◆ **Page text**:
Birds on Gough Island under threat from mice

13 November 2014 | Story by Newsroom
The critically endangered Tristan Albatross breeds almost exclusively on Gough Island.
The critically endangered Tristan Albatross breeds almost exclusively on Gough Island.

Unlike the farmer's wife of the popular nursery rhyme, desperate biologists are looking for much more than a carving knife as they combat an infestation of mice to save Gough Island's status as the world's most important seabird island.

This is because the birds on this proclaimed World Heritage Site deep in the southern Atlantic Ocean are under increasingly severe threat from the common house mouse, introduced accidentally by sealers during the 18th and 19th centuries, which has since started preying on the birds.

Last week, field biologists returned from Gough with horrifying new evidence of mice predation on live seabird chicks in their nests, including the critically endangered Tristan Albatross, which breeds almost exclusively on this 65km2 British possession.

Of equal concern are the millions of petrels (another bird virtually confined to Gough Island) that breed on the island in underground burrows and caves.

◆ **Exercise tasks**:
[1] Print the part of the Gough Island article from "Birds on Gough" up to and including "on the birds.".
[2] According to the Gough Island article, who brought the house mouse to the island?
The records have nothing to do with the Gough Island article.

◆ **Record extracts**:

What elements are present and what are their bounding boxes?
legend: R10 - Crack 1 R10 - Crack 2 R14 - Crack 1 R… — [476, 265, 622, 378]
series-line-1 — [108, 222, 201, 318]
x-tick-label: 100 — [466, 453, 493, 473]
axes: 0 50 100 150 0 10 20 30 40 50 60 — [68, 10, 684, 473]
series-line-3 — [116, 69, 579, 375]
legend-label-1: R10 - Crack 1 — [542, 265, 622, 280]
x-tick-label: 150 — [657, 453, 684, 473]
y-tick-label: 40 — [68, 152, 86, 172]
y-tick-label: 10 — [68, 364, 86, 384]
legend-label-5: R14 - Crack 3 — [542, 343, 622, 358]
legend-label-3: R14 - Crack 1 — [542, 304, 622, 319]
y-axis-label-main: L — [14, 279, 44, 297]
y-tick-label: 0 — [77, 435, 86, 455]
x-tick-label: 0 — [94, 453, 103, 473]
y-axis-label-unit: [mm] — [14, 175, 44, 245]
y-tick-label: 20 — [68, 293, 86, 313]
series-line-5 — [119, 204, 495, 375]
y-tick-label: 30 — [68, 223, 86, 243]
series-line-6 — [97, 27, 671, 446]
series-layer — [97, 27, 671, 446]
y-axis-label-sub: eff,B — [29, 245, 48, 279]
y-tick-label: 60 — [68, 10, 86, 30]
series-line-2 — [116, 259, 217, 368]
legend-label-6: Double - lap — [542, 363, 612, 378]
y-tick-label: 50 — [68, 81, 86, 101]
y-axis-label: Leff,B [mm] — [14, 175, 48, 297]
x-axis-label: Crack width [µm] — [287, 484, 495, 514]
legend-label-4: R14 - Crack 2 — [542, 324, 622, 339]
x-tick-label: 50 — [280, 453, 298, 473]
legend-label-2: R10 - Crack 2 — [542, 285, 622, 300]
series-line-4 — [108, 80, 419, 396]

◆ **Exercise answers**:
[1]
Birds on Gough Island under threat from mice

13 November 2014 | Story by Newsroom
The critically endangered Tristan Albatross breeds almost exclusively on Gough Island.
The critically endangered Tristan Albatross breeds almost exclusively on Gough Island.

Unlike the farmer's wife of the popular nursery rhyme, desperate biologists are looking for much more than a carving knife as they combat an infestation of mice to save Gough Island's status as the world's most important seabird island.

This is because the birds on this proclaimed World Heritage Site deep in the southern Atlantic Ocean are under increasingly severe threat from the common house mouse, introduced accidentally by sealers during the 18th and 19th centuries, which has since started preying on the birds.

[2] Sealers introduced it accidentally during the 18th and 19th centuries.